* _Record extracts_:
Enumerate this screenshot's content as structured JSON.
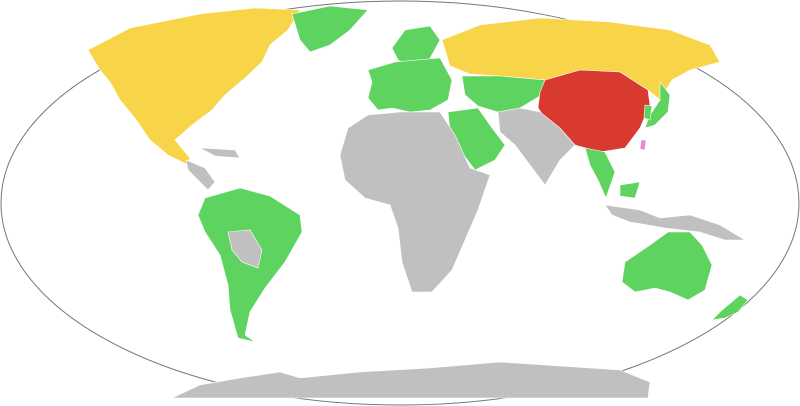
{
  "map": {
    "projection": "world-oval",
    "colors": {
      "red": "#d93a30",
      "yellow": "#f8d448",
      "green": "#5fd35f",
      "gray": "#c0c0c0",
      "pink": "#e58ad8",
      "outline": "#777777",
      "ocean": "#ffffff"
    },
    "regions": [
      {
        "name": "north-america",
        "category": "yellow"
      },
      {
        "name": "greenland",
        "category": "green"
      },
      {
        "name": "central-america",
        "category": "gray"
      },
      {
        "name": "south-america",
        "category": "green"
      },
      {
        "name": "bolivia-paraguay",
        "category": "gray"
      },
      {
        "name": "scandinavia",
        "category": "green"
      },
      {
        "name": "europe",
        "category": "green"
      },
      {
        "name": "russia",
        "category": "yellow"
      },
      {
        "name": "central-asia",
        "category": "green"
      },
      {
        "name": "china",
        "category": "red"
      },
      {
        "name": "taiwan",
        "category": "pink"
      },
      {
        "name": "middle-east",
        "category": "green"
      },
      {
        "name": "africa",
        "category": "gray"
      },
      {
        "name": "south-asia",
        "category": "gray"
      },
      {
        "name": "southeast-asia",
        "category": "green"
      },
      {
        "name": "indonesia",
        "category": "gray"
      },
      {
        "name": "japan",
        "category": "green"
      },
      {
        "name": "korea",
        "category": "green"
      },
      {
        "name": "australia",
        "category": "green"
      },
      {
        "name": "new-zealand",
        "category": "green"
      },
      {
        "name": "antarctica",
        "category": "gray"
      }
    ]
  }
}
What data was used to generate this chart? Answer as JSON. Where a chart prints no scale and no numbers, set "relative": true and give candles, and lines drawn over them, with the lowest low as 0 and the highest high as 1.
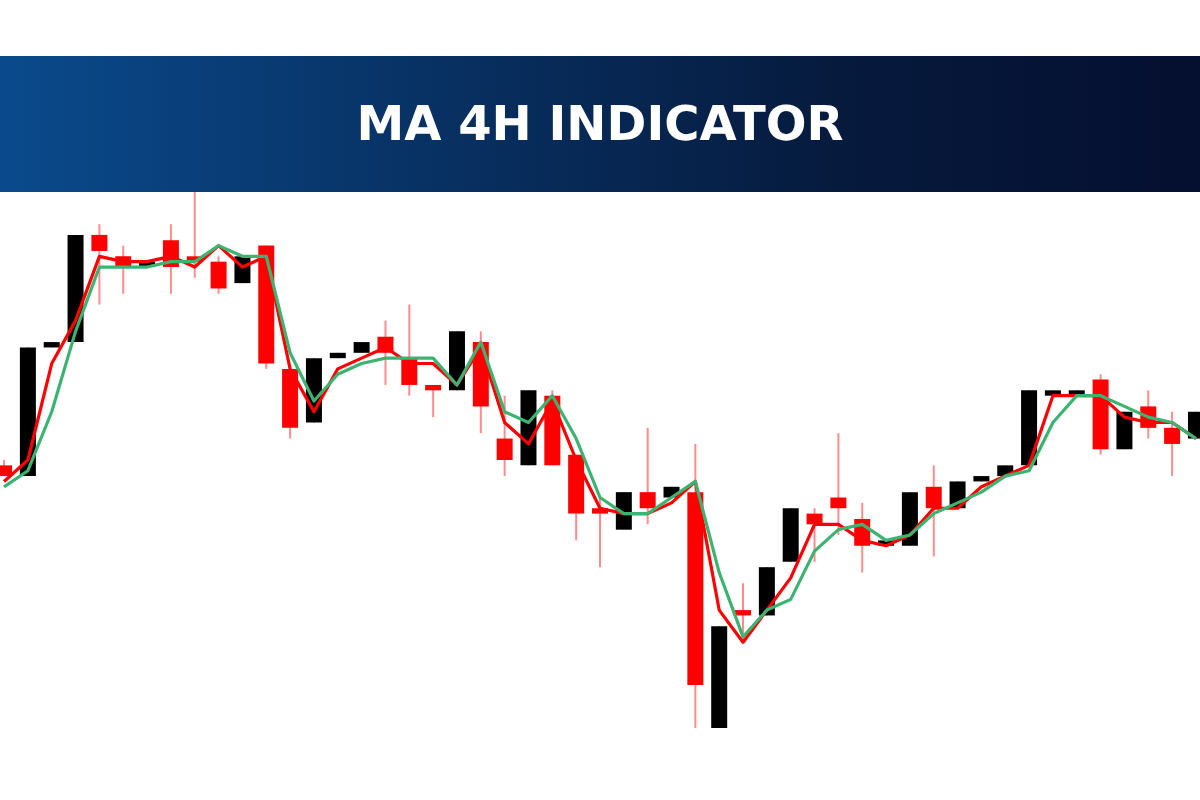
{
  "chart_data": {
    "type": "candlestick",
    "title": "MA 4H INDICATOR",
    "relative": true,
    "categories": [
      null,
      null,
      null,
      null,
      null,
      null,
      null,
      null,
      null,
      null,
      null,
      null,
      null,
      null,
      null,
      null,
      null,
      null,
      null,
      null,
      null,
      null,
      null,
      null,
      null,
      null,
      null,
      null,
      null,
      null,
      null,
      null,
      null,
      null,
      null,
      null,
      null,
      null,
      null,
      null,
      null,
      null,
      null,
      null,
      null,
      null,
      null,
      null,
      null,
      null,
      null
    ],
    "ohlc": [
      [
        0.49,
        0.5,
        0.47,
        0.47
      ],
      [
        0.47,
        0.71,
        0.47,
        0.71
      ],
      [
        0.71,
        0.72,
        0.71,
        0.72
      ],
      [
        0.72,
        0.92,
        0.72,
        0.92
      ],
      [
        0.92,
        0.94,
        0.79,
        0.89
      ],
      [
        0.88,
        0.9,
        0.81,
        0.86
      ],
      [
        0.86,
        0.87,
        0.86,
        0.87
      ],
      [
        0.91,
        0.94,
        0.81,
        0.86
      ],
      [
        0.88,
        1,
        0.84,
        0.87
      ],
      [
        0.87,
        0.88,
        0.81,
        0.82
      ],
      [
        0.83,
        0.88,
        0.83,
        0.88
      ],
      [
        0.9,
        0.9,
        0.67,
        0.68
      ],
      [
        0.67,
        0.67,
        0.54,
        0.56
      ],
      [
        0.57,
        0.69,
        0.57,
        0.69
      ],
      [
        0.69,
        0.7,
        0.69,
        0.7
      ],
      [
        0.7,
        0.72,
        0.7,
        0.72
      ],
      [
        0.73,
        0.76,
        0.64,
        0.7
      ],
      [
        0.69,
        0.79,
        0.62,
        0.64
      ],
      [
        0.64,
        0.64,
        0.58,
        0.63
      ],
      [
        0.63,
        0.74,
        0.63,
        0.74
      ],
      [
        0.72,
        0.74,
        0.55,
        0.6
      ],
      [
        0.54,
        0.62,
        0.47,
        0.5
      ],
      [
        0.49,
        0.63,
        0.49,
        0.63
      ],
      [
        0.62,
        0.63,
        0.49,
        0.49
      ],
      [
        0.51,
        0.51,
        0.35,
        0.4
      ],
      [
        0.41,
        0.43,
        0.3,
        0.4
      ],
      [
        0.37,
        0.44,
        0.37,
        0.44
      ],
      [
        0.44,
        0.56,
        0.38,
        0.41
      ],
      [
        0.43,
        0.45,
        0.43,
        0.45
      ],
      [
        0.44,
        0.53,
        0,
        0.08
      ],
      [
        0,
        0.19,
        0,
        0.19
      ],
      [
        0.22,
        0.27,
        0.16,
        0.21
      ],
      [
        0.21,
        0.3,
        0.21,
        0.3
      ],
      [
        0.31,
        0.41,
        0.31,
        0.41
      ],
      [
        0.4,
        0.41,
        0.31,
        0.38
      ],
      [
        0.43,
        0.55,
        0.36,
        0.41
      ],
      [
        0.39,
        0.42,
        0.29,
        0.34
      ],
      [
        0.34,
        0.35,
        0.34,
        0.35
      ],
      [
        0.34,
        0.44,
        0.34,
        0.44
      ],
      [
        0.45,
        0.49,
        0.32,
        0.41
      ],
      [
        0.41,
        0.46,
        0.41,
        0.46
      ],
      [
        0.46,
        0.47,
        0.46,
        0.47
      ],
      [
        0.47,
        0.49,
        0.47,
        0.49
      ],
      [
        0.49,
        0.63,
        0.49,
        0.63
      ],
      [
        0.62,
        0.63,
        0.62,
        0.63
      ],
      [
        0.62,
        0.63,
        0.62,
        0.63
      ],
      [
        0.65,
        0.66,
        0.51,
        0.52
      ],
      [
        0.52,
        0.59,
        0.52,
        0.59
      ],
      [
        0.6,
        0.63,
        0.54,
        0.56
      ],
      [
        0.56,
        0.59,
        0.47,
        0.53
      ],
      [
        0.54,
        0.59,
        0.54,
        0.59
      ]
    ],
    "colors": [
      "#ff0000",
      "#000000",
      "#000000",
      "#000000",
      "#ff0000",
      "#ff0000",
      "#000000",
      "#ff0000",
      "#ff0000",
      "#ff0000",
      "#000000",
      "#ff0000",
      "#ff0000",
      "#000000",
      "#000000",
      "#000000",
      "#ff0000",
      "#ff0000",
      "#ff0000",
      "#000000",
      "#ff0000",
      "#ff0000",
      "#000000",
      "#ff0000",
      "#ff0000",
      "#ff0000",
      "#000000",
      "#ff0000",
      "#000000",
      "#ff0000",
      "#000000",
      "#ff0000",
      "#000000",
      "#000000",
      "#ff0000",
      "#ff0000",
      "#ff0000",
      "#000000",
      "#000000",
      "#ff0000",
      "#000000",
      "#000000",
      "#000000",
      "#000000",
      "#000000",
      "#000000",
      "#ff0000",
      "#000000",
      "#ff0000",
      "#ff0000",
      "#000000"
    ],
    "series": [
      {
        "type": "line",
        "color": "#ff0000",
        "values": [
          0.46,
          0.5,
          0.68,
          0.76,
          0.88,
          0.87,
          0.87,
          0.88,
          0.86,
          0.9,
          0.86,
          0.88,
          0.67,
          0.59,
          0.67,
          0.69,
          0.71,
          0.68,
          0.68,
          0.64,
          0.71,
          0.57,
          0.53,
          0.61,
          0.5,
          0.41,
          0.4,
          0.4,
          0.42,
          0.46,
          0.22,
          0.16,
          0.22,
          0.28,
          0.38,
          0.38,
          0.35,
          0.34,
          0.36,
          0.41,
          0.41,
          0.45,
          0.47,
          0.49,
          0.62,
          0.62,
          0.62,
          0.58,
          0.57,
          0.57,
          0.54
        ]
      },
      {
        "type": "line",
        "color": "#3cb371",
        "values": [
          0.45,
          0.48,
          0.59,
          0.74,
          0.86,
          0.86,
          0.86,
          0.87,
          0.87,
          0.9,
          0.88,
          0.88,
          0.7,
          0.61,
          0.66,
          0.68,
          0.69,
          0.69,
          0.69,
          0.64,
          0.72,
          0.59,
          0.57,
          0.62,
          0.54,
          0.43,
          0.4,
          0.4,
          0.43,
          0.46,
          0.29,
          0.17,
          0.22,
          0.24,
          0.33,
          0.37,
          0.38,
          0.35,
          0.36,
          0.4,
          0.42,
          0.44,
          0.47,
          0.48,
          0.57,
          0.62,
          0.62,
          0.6,
          0.58,
          0.57,
          0.54
        ]
      }
    ]
  }
}
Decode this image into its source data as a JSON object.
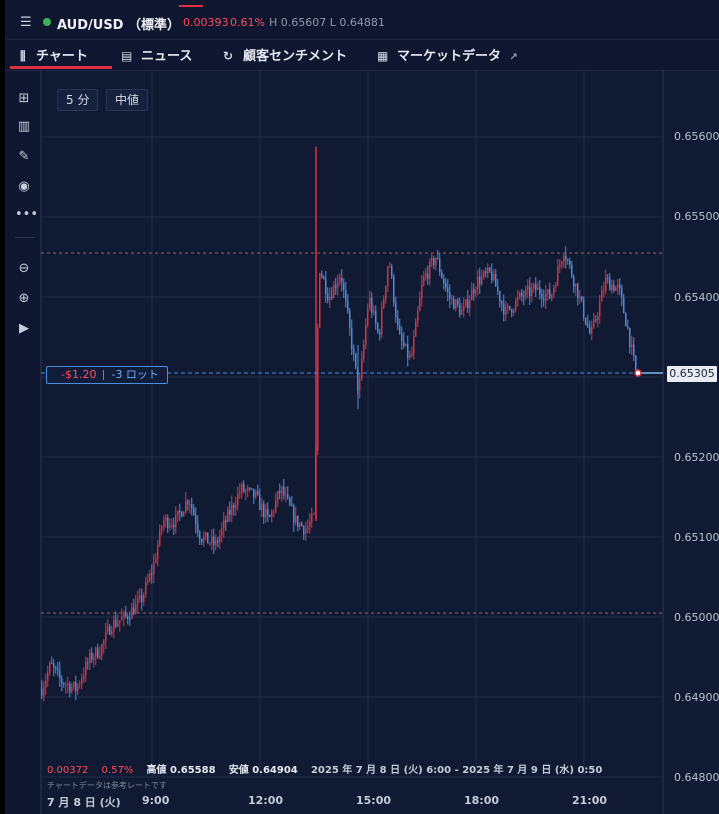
{
  "header": {
    "menu_icon": "hamburger-icon",
    "symbol": "AUD/USD （標準）",
    "change_value": "0.00393",
    "change_percent": "0.61%",
    "high_low": "H 0.65607  L 0.64881",
    "status_color": "#3cb35a",
    "up_color": "#e03040"
  },
  "tabs": [
    {
      "label": "チャート",
      "icon": "chart-icon",
      "active": true
    },
    {
      "label": "ニュース",
      "icon": "news-icon"
    },
    {
      "label": "顧客センチメント",
      "icon": "sentiment-icon"
    },
    {
      "label": "マーケットデータ",
      "icon": "market-data-icon",
      "external_icon": "external-link-icon"
    }
  ],
  "sidebar": {
    "icons": [
      "calculator-icon",
      "bar-chart-icon",
      "pencil-icon",
      "eye-icon",
      "more-icon",
      "zoom-out-icon",
      "zoom-in-icon",
      "play-end-icon"
    ]
  },
  "controls": {
    "timeframe": "5 分",
    "price_type": "中値"
  },
  "position": {
    "pnl": "-$1.20",
    "lots": "-3 ロット",
    "current_price": "0.65305"
  },
  "price_axis": [
    "0.65600",
    "0.65500",
    "0.65400",
    "0.65200",
    "0.65100",
    "0.65000",
    "0.64900",
    "0.64800"
  ],
  "time_axis": [
    "7 月 8 日 (火)",
    "9:00",
    "12:00",
    "15:00",
    "18:00",
    "21:00"
  ],
  "info_bar": {
    "change": "0.00372",
    "change_pct": "0.57%",
    "high": "高値 0.65588",
    "low": "安値 0.64904",
    "range": "2025 年 7 月 8 日 (火) 6:00 - 2025 年 7 月 9 日 (水) 0:50",
    "note": "チャートデータは参考レートです"
  },
  "chart_data": {
    "type": "candlestick",
    "x": [
      "6:00",
      "9:00",
      "12:00",
      "13:30",
      "13:35",
      "15:00",
      "18:00",
      "21:00",
      "0:50"
    ],
    "y": [
      0.64904,
      0.6506,
      0.6515,
      0.6512,
      0.6544,
      0.6532,
      0.6541,
      0.6542,
      0.65305
    ],
    "high": 0.65588,
    "low": 0.64904,
    "ylim": [
      0.648,
      0.6566
    ],
    "reference_lines": [
      0.65455,
      0.65005
    ],
    "up_color": "#e03040",
    "down_color": "#4a8ee0"
  }
}
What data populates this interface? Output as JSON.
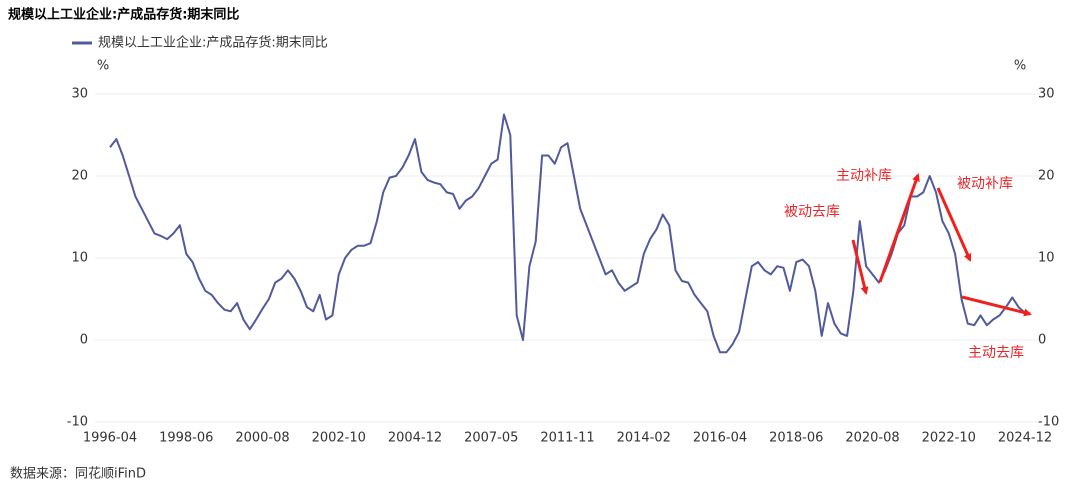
{
  "chart_data": {
    "type": "line",
    "title": "规模以上工业企业:产成品存货:期末同比",
    "source": "数据来源：同花顺iFinD",
    "y_label": "%",
    "y2_label": "%",
    "ylim": [
      -10,
      30
    ],
    "yticks": [
      -10,
      0,
      10,
      20,
      30
    ],
    "y2lim": [
      -10,
      30
    ],
    "y2ticks": [
      -10,
      0,
      10,
      20,
      30
    ],
    "grid": true,
    "legend": "top-left",
    "annotations": [
      "被动去库",
      "主动补库",
      "被动补库",
      "主动去库"
    ],
    "categories": [
      "1996-04",
      null,
      null,
      null,
      null,
      null,
      null,
      null,
      null,
      null,
      null,
      null,
      "1998-06",
      null,
      null,
      null,
      null,
      null,
      null,
      null,
      null,
      null,
      null,
      null,
      "2000-08",
      null,
      null,
      null,
      null,
      null,
      null,
      null,
      null,
      null,
      null,
      null,
      "2002-10",
      null,
      null,
      null,
      null,
      null,
      null,
      null,
      null,
      null,
      null,
      null,
      "2004-12",
      null,
      null,
      null,
      null,
      null,
      null,
      null,
      null,
      null,
      null,
      null,
      "2007-05",
      null,
      null,
      null,
      null,
      null,
      null,
      null,
      null,
      null,
      null,
      null,
      "2011-11",
      null,
      null,
      null,
      null,
      null,
      null,
      null,
      null,
      null,
      null,
      null,
      "2014-02",
      null,
      null,
      null,
      null,
      null,
      null,
      null,
      null,
      null,
      null,
      null,
      "2016-04",
      null,
      null,
      null,
      null,
      null,
      null,
      null,
      null,
      null,
      null,
      null,
      "2018-06",
      null,
      null,
      null,
      null,
      null,
      null,
      null,
      null,
      null,
      null,
      null,
      "2020-08",
      null,
      null,
      null,
      null,
      null,
      null,
      null,
      null,
      null,
      null,
      null,
      "2022-10",
      null,
      null,
      null,
      null,
      null,
      null,
      null,
      null,
      null,
      null,
      null,
      "2024-12"
    ],
    "series": [
      {
        "name": "规模以上工业企业:产成品存货:期末同比",
        "color": "#515a9c",
        "values": [
          23.5,
          24.5,
          22.5,
          20,
          17.5,
          16,
          14.5,
          13,
          12.7,
          12.3,
          13,
          14,
          10.5,
          9.5,
          7.5,
          6,
          5.5,
          4.5,
          3.7,
          3.5,
          4.5,
          2.5,
          1.3,
          2.5,
          3.8,
          5,
          7,
          7.5,
          8.5,
          7.5,
          6,
          4,
          3.5,
          5.5,
          2.5,
          3,
          8,
          10,
          11,
          11.5,
          11.5,
          11.8,
          14.5,
          18,
          19.8,
          20,
          21,
          22.5,
          24.5,
          20.5,
          19.5,
          19.2,
          19,
          18,
          17.8,
          16,
          17,
          17.5,
          18.5,
          20,
          21.5,
          22,
          27.5,
          25,
          3,
          0,
          9,
          12,
          22.5,
          22.5,
          21.5,
          23.5,
          24,
          20,
          16,
          14,
          12,
          10,
          8,
          8.5,
          7,
          6,
          6.5,
          7,
          10.5,
          12.3,
          13.5,
          15.3,
          14,
          8.5,
          7.2,
          7,
          5.5,
          4.5,
          3.5,
          0.5,
          -1.5,
          -1.5,
          -0.5,
          1,
          5,
          9,
          9.5,
          8.5,
          8,
          9,
          8.8,
          6,
          9.5,
          9.8,
          9,
          6,
          0.5,
          4.5,
          2,
          0.8,
          0.5,
          6,
          14.5,
          9,
          8,
          7,
          8.5,
          10.5,
          13,
          14,
          17.5,
          17.5,
          18,
          20,
          18,
          14.5,
          13,
          10.5,
          5,
          2,
          1.8,
          3,
          1.8,
          2.5,
          3,
          4,
          5.2,
          4,
          3.3
        ]
      }
    ]
  }
}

* _Stated problem_:
All lines of the data above that include the word "产成品存货" must be shown.

* _Answer below_:
    "title": "规模以上工业企业:产成品存货:期末同比",
        "name": "规模以上工业企业:产成品存货:期末同比",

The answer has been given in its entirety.